* **Set exercise**
All entries below need to be written out exactly, but without their pictures.

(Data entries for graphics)
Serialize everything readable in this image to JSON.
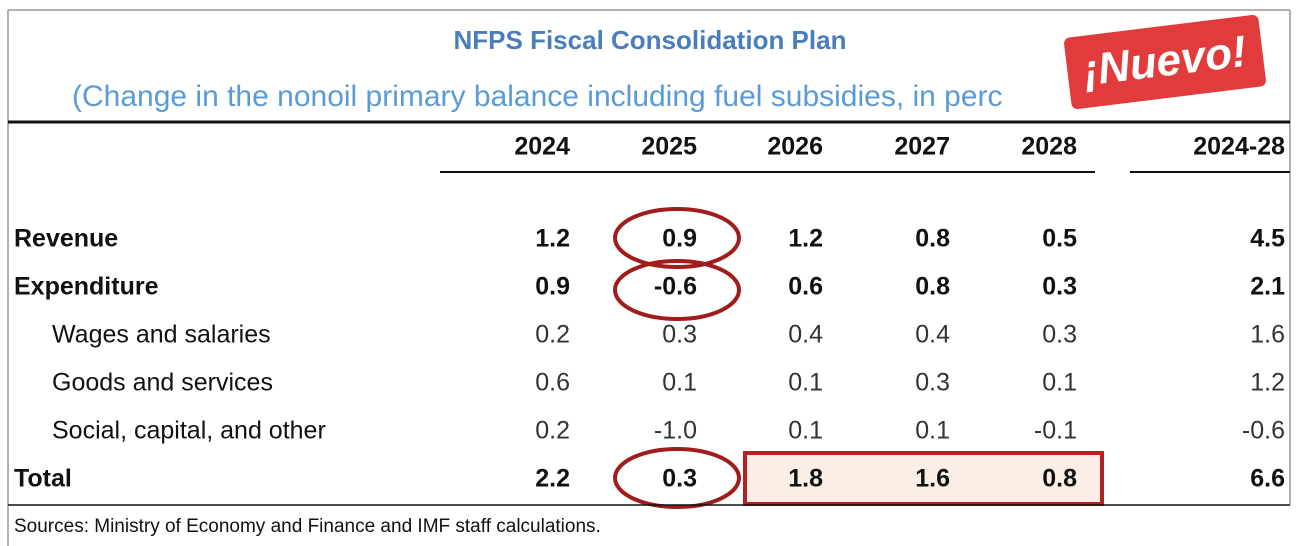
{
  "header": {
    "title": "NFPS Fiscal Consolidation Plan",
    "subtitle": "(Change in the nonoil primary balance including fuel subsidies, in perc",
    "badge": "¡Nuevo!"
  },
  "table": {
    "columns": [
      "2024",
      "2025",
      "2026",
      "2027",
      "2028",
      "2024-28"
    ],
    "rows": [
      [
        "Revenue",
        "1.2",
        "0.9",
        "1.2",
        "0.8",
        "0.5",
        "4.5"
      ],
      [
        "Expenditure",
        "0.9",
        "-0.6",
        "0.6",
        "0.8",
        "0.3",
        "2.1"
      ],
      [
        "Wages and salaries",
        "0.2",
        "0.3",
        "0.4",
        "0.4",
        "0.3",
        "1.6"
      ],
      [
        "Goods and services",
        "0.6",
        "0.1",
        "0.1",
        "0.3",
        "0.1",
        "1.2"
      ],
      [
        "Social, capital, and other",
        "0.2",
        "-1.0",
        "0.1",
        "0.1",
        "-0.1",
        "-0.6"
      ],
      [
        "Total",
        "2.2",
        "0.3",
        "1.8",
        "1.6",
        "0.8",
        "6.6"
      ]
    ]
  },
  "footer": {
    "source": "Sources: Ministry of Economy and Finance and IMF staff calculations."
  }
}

* **Exercise response**
Serialize everything readable in this image to JSON.
{
  "header": {
    "title": "NFPS Fiscal Consolidation Plan",
    "subtitle": "(Change in the nonoil primary balance including fuel subsidies, in perc",
    "badge": "¡Nuevo!"
  },
  "table": {
    "columns": [
      "2024",
      "2025",
      "2026",
      "2027",
      "2028",
      "2024-28"
    ],
    "rows": [
      [
        "Revenue",
        "1.2",
        "0.9",
        "1.2",
        "0.8",
        "0.5",
        "4.5"
      ],
      [
        "Expenditure",
        "0.9",
        "-0.6",
        "0.6",
        "0.8",
        "0.3",
        "2.1"
      ],
      [
        "Wages and salaries",
        "0.2",
        "0.3",
        "0.4",
        "0.4",
        "0.3",
        "1.6"
      ],
      [
        "Goods and services",
        "0.6",
        "0.1",
        "0.1",
        "0.3",
        "0.1",
        "1.2"
      ],
      [
        "Social, capital, and other",
        "0.2",
        "-1.0",
        "0.1",
        "0.1",
        "-0.1",
        "-0.6"
      ],
      [
        "Total",
        "2.2",
        "0.3",
        "1.8",
        "1.6",
        "0.8",
        "6.6"
      ]
    ]
  },
  "footer": {
    "source": "Sources: Ministry of Economy and Finance and IMF staff calculations."
  }
}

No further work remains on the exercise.